■ **Description of the task**
Filter the entries below, keeping only lines with the word "values".

[Figure collection entries]
--------

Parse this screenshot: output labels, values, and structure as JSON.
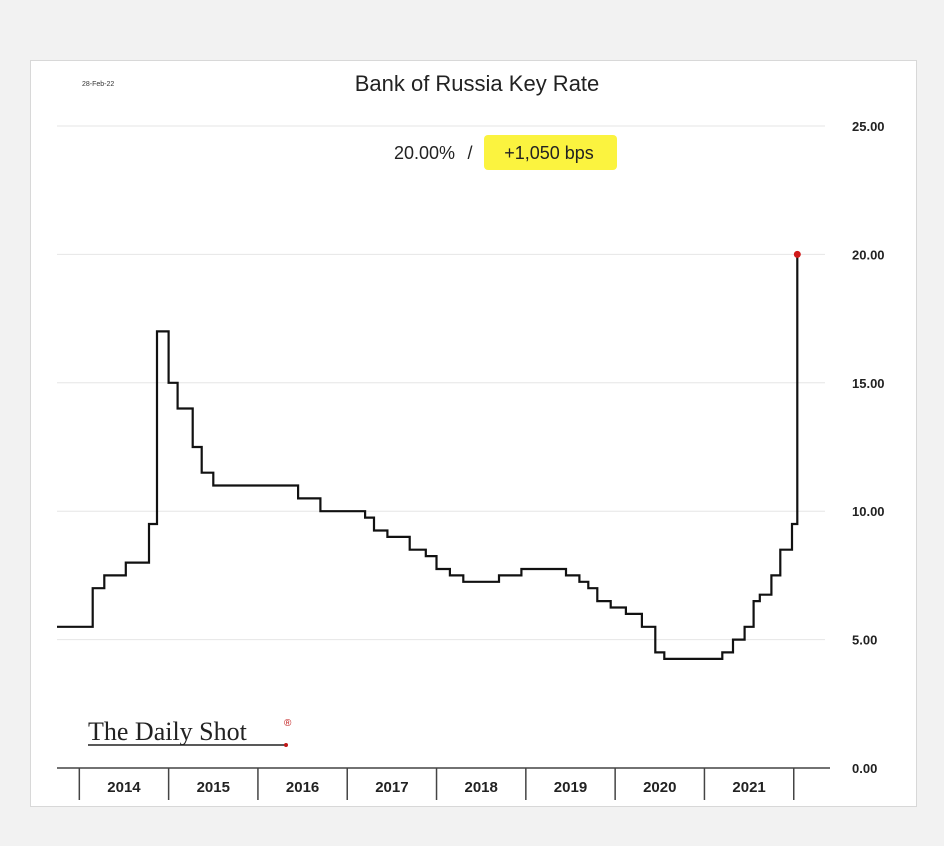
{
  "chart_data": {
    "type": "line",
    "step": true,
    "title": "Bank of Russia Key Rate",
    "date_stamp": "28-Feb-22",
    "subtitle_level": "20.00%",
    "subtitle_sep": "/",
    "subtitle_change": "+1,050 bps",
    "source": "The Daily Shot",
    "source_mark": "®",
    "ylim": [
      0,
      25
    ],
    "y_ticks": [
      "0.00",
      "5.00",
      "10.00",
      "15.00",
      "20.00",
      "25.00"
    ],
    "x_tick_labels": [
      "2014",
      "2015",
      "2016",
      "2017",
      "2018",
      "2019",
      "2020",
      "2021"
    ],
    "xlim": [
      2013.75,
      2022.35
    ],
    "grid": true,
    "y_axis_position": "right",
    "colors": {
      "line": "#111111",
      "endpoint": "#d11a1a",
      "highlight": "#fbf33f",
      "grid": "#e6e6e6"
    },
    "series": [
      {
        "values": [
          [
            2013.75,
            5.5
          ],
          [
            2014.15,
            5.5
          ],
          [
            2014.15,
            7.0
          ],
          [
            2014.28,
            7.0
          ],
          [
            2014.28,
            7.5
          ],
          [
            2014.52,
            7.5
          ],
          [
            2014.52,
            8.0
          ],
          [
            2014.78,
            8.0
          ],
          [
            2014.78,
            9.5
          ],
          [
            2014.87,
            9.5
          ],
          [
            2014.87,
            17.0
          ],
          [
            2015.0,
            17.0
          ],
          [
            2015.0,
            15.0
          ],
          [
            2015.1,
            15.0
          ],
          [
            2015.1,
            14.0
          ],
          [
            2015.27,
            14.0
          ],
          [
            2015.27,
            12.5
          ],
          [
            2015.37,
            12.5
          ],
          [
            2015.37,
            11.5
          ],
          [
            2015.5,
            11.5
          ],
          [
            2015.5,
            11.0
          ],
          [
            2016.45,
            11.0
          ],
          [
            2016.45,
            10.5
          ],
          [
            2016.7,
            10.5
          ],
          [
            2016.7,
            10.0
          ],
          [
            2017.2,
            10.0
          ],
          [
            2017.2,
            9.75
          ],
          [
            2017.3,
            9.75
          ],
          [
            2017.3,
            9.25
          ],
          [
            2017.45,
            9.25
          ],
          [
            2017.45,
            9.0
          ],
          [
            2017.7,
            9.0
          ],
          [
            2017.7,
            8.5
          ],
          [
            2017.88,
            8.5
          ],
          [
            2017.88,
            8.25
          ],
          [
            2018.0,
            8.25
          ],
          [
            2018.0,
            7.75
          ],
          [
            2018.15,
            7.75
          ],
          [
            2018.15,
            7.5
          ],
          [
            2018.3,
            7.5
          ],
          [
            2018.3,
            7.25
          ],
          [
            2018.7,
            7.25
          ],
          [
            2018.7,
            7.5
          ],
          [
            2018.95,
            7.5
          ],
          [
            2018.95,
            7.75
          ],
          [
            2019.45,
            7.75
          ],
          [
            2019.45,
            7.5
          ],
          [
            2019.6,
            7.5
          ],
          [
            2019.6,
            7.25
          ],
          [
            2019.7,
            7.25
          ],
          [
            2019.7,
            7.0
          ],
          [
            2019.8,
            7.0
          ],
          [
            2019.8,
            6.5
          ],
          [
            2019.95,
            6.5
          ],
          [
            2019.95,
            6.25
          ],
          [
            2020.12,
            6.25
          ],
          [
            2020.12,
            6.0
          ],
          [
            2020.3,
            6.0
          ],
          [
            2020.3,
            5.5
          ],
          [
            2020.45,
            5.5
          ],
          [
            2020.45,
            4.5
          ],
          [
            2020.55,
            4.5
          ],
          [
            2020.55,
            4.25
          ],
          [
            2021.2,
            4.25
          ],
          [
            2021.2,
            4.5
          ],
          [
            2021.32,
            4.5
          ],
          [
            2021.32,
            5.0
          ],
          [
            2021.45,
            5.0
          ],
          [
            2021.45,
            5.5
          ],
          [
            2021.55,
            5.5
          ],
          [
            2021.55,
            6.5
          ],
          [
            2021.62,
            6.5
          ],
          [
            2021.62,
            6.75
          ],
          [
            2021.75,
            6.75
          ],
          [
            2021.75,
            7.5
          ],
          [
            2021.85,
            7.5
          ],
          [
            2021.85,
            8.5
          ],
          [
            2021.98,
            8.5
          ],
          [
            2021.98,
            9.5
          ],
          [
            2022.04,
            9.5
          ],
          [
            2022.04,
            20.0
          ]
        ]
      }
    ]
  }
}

--------

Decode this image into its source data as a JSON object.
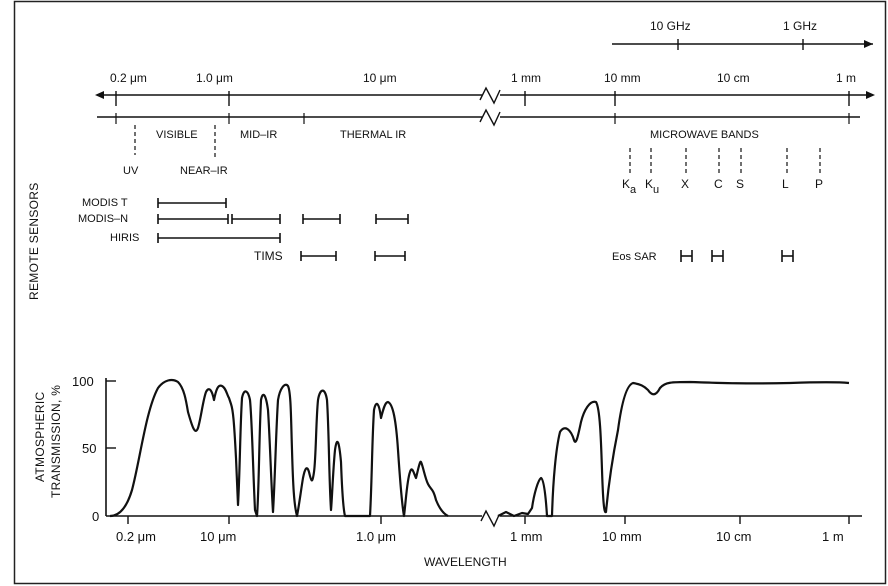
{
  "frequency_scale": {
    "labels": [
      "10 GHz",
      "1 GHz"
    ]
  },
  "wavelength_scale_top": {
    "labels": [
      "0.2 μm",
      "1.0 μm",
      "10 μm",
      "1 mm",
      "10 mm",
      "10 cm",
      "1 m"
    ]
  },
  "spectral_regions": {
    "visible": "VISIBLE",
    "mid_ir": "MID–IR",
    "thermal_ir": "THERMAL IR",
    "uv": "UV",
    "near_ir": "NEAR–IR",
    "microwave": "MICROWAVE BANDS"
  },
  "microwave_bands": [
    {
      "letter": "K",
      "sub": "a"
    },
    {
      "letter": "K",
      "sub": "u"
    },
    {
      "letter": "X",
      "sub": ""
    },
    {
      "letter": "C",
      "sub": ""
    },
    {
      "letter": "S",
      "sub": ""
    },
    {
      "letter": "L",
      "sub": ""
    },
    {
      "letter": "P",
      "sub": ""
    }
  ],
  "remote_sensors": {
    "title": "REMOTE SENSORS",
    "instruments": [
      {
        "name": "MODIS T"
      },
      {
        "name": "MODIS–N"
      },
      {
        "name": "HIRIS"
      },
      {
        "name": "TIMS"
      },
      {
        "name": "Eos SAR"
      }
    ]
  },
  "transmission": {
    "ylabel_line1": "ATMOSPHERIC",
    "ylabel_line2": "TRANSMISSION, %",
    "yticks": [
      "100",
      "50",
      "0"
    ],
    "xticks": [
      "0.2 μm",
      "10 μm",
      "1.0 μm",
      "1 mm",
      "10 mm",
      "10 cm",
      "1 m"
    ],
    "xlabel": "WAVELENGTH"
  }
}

--------

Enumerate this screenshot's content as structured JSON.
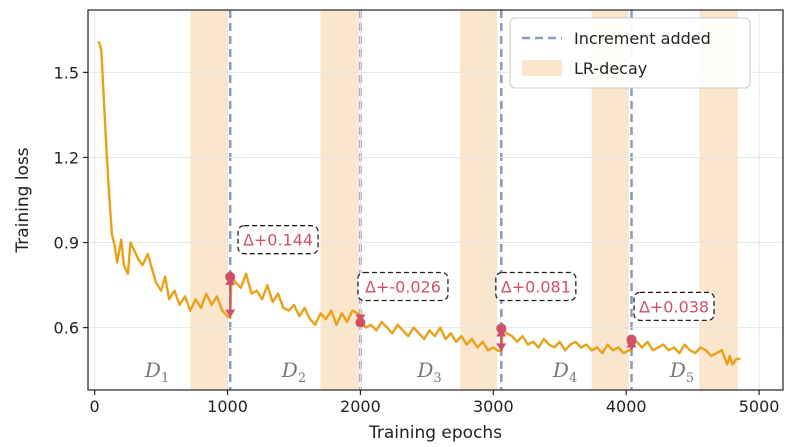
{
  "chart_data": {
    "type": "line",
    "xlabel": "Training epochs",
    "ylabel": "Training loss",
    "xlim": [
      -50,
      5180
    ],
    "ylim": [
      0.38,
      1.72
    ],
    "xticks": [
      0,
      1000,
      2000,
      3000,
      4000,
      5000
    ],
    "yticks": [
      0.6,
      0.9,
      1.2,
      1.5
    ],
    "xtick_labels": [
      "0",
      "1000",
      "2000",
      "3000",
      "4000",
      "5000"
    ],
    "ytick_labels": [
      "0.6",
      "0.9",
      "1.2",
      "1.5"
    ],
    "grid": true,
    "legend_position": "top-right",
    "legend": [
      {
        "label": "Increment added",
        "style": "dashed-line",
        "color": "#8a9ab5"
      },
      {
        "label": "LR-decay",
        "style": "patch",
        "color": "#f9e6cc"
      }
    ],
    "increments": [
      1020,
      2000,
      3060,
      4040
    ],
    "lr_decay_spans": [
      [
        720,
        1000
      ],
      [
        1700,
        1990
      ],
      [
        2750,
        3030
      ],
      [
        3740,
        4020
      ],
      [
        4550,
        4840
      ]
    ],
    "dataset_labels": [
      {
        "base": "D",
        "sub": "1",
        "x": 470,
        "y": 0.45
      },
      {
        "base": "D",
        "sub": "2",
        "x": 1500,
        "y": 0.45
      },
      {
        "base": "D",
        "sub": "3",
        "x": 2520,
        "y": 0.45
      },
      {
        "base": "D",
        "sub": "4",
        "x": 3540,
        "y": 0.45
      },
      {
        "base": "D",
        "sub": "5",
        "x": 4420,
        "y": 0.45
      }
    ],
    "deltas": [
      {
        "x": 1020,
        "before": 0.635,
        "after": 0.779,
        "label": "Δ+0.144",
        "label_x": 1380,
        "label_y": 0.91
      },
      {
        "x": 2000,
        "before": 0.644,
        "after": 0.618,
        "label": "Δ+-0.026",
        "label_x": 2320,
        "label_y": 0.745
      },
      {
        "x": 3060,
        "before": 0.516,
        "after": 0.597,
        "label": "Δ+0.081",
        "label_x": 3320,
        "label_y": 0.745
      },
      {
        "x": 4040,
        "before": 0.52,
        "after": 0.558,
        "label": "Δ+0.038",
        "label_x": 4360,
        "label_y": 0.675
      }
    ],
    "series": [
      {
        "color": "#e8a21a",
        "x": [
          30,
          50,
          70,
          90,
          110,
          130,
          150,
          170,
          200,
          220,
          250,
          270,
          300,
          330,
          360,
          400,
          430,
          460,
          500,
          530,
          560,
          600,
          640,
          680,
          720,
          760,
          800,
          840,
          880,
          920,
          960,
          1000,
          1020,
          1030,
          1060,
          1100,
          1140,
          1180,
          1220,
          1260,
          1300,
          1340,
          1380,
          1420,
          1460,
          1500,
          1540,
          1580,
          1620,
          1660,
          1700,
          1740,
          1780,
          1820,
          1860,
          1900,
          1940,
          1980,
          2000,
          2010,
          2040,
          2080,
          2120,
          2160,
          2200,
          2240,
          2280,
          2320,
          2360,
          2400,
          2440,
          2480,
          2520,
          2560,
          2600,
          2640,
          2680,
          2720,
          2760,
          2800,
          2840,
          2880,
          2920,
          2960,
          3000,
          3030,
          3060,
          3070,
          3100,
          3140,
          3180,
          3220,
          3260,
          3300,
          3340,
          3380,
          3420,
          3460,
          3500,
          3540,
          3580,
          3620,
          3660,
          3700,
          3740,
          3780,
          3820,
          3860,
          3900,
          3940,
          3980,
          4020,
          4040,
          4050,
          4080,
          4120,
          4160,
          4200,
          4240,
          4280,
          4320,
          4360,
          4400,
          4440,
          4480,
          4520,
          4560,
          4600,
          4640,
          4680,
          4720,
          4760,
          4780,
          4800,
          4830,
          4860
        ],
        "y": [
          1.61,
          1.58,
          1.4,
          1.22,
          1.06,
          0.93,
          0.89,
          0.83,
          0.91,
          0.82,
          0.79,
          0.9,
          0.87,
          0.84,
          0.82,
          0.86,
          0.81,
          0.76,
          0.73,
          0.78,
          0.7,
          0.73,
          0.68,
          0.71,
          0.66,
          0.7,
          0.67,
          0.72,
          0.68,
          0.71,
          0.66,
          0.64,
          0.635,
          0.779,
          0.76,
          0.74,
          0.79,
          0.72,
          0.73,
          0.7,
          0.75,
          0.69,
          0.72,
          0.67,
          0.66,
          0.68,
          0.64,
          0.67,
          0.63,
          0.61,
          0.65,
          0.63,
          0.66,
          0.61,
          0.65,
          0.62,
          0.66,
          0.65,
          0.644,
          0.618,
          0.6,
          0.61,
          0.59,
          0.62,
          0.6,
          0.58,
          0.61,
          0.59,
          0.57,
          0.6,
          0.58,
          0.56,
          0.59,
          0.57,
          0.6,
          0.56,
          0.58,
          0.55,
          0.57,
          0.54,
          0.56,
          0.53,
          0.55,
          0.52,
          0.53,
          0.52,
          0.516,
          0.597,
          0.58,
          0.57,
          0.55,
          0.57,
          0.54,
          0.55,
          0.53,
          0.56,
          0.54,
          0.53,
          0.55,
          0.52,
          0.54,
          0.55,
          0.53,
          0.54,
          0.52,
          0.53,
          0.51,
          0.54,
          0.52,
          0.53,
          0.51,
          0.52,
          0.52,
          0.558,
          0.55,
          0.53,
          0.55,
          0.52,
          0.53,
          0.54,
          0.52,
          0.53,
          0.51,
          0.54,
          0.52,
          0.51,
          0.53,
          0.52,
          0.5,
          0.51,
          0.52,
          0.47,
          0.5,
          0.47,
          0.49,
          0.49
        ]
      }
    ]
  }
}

--------

■ **Problem solution**
Parse this screenshot: output labels, values, and structure as JSON.
        "values": [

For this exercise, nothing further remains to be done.